[Collected data entries]

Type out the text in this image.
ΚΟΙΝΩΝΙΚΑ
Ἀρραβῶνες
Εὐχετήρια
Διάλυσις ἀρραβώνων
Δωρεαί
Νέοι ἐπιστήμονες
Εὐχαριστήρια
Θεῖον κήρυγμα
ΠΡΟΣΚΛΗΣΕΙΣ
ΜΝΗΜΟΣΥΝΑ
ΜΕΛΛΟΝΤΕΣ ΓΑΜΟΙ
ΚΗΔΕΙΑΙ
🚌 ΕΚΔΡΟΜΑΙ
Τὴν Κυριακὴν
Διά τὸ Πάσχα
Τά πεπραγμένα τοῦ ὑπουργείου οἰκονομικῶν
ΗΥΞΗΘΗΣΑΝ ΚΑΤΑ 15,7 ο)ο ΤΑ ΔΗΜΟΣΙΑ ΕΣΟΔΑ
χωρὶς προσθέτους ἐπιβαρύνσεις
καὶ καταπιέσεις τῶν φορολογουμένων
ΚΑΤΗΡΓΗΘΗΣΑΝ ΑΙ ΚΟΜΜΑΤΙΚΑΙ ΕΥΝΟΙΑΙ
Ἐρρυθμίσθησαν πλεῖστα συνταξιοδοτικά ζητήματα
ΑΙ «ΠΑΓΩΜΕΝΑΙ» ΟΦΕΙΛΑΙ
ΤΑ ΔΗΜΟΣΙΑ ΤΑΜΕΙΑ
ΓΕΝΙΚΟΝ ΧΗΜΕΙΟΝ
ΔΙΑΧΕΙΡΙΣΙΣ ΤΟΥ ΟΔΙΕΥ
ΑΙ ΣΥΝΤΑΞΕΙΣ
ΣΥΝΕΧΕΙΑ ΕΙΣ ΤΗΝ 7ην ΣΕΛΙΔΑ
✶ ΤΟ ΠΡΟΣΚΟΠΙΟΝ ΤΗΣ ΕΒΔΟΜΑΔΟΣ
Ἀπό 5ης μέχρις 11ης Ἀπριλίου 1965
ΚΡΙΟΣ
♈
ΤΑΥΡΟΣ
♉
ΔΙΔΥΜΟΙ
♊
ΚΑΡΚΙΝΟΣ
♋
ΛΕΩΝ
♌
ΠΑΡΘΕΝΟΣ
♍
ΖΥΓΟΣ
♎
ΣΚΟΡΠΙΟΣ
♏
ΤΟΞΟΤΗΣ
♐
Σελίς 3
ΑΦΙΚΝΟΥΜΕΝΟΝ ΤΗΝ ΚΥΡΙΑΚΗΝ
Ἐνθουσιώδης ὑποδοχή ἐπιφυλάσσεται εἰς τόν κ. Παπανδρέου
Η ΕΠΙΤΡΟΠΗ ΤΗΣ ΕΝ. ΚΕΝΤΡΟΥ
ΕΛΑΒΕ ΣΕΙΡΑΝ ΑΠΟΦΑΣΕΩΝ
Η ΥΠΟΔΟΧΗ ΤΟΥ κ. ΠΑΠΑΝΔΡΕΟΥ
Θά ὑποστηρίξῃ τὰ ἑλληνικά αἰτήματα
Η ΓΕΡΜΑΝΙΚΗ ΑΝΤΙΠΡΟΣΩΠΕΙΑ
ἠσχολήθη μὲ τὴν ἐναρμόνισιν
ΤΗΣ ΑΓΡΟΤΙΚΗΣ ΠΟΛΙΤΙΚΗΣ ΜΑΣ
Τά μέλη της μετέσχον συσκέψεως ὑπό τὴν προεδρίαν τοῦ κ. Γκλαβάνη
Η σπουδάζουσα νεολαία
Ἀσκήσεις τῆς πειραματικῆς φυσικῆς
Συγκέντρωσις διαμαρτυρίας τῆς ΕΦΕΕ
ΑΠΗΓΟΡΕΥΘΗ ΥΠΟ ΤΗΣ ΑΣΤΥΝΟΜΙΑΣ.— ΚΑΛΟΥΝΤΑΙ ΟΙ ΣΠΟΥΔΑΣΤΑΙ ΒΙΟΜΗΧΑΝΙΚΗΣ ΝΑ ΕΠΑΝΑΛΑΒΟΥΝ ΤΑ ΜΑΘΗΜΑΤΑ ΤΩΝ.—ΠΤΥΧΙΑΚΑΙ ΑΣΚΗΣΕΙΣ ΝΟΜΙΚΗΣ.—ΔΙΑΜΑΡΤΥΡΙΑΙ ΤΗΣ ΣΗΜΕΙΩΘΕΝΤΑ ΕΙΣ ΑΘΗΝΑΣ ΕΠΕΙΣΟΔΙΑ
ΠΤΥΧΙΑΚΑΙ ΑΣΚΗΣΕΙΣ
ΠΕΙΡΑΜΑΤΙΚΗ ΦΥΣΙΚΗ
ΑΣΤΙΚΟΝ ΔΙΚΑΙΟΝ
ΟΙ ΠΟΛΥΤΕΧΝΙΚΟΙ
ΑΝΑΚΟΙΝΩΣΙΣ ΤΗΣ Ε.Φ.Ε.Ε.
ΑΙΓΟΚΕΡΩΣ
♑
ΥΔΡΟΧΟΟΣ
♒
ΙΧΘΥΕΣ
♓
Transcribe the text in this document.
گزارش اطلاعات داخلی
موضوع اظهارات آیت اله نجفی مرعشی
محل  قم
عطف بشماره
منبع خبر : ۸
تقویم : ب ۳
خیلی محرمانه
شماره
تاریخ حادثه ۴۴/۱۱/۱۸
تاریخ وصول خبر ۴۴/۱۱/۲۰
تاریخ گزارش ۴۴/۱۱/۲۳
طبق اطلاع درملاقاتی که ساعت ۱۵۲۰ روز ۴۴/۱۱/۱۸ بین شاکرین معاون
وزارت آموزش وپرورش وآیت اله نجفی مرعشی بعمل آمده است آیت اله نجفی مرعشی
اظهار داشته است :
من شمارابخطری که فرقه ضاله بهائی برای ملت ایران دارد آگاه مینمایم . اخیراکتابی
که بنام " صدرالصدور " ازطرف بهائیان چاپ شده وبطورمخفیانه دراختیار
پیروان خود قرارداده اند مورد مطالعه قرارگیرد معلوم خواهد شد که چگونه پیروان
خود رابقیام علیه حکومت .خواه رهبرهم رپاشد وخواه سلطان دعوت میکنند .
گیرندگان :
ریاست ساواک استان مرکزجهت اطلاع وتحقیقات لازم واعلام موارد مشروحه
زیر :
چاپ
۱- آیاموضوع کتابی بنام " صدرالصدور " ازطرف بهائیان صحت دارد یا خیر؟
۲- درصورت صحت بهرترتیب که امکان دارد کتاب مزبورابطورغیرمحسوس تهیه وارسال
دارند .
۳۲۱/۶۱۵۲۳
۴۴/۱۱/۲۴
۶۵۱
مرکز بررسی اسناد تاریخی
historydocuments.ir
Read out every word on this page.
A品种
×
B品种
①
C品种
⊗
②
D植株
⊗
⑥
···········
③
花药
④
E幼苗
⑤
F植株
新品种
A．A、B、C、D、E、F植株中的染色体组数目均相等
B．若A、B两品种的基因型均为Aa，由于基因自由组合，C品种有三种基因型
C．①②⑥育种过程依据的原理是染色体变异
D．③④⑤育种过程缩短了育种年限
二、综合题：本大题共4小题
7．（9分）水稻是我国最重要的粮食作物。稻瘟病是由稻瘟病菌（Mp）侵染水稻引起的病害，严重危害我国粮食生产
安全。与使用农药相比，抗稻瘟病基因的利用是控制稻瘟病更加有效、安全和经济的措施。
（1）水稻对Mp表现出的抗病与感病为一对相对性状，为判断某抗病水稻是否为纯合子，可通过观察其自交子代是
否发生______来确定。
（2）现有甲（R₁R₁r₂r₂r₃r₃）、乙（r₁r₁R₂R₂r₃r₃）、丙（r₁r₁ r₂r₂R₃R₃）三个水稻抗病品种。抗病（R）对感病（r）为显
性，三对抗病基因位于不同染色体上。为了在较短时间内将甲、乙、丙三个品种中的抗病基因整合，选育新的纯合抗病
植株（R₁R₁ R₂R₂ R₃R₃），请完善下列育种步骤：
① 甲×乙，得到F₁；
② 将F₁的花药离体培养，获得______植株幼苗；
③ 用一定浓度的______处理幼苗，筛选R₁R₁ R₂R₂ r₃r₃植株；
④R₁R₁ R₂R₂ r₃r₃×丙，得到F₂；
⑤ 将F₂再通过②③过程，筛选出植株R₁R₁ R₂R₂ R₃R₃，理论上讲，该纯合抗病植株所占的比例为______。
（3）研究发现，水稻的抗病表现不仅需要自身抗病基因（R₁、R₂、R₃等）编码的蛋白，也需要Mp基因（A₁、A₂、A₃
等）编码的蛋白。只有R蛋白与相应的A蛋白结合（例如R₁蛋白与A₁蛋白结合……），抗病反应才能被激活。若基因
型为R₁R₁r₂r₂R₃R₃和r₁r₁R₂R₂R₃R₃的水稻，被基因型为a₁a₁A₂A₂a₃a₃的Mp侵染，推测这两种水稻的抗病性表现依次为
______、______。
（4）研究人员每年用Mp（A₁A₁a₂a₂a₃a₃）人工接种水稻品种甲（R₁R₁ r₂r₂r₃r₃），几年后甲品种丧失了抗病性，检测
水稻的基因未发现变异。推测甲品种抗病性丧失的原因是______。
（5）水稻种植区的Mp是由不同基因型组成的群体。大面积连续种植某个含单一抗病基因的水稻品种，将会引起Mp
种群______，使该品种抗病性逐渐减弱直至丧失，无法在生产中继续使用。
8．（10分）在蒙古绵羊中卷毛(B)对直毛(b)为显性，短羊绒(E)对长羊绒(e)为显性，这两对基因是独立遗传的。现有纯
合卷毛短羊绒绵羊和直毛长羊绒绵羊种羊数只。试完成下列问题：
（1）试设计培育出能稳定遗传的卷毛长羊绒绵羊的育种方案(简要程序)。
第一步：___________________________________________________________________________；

### THE REQUEST
Report all lines of the material that contain the word "ازطرف".

### SOLUTION FOR THIS TASK
که بنام " صدرالصدور " ازطرف بهائیان چاپ شده وبطورمخفیانه دراختیار
۱- آیاموضوع کتابی بنام " صدرالصدور " ازطرف بهائیان صحت دارد یا خیر؟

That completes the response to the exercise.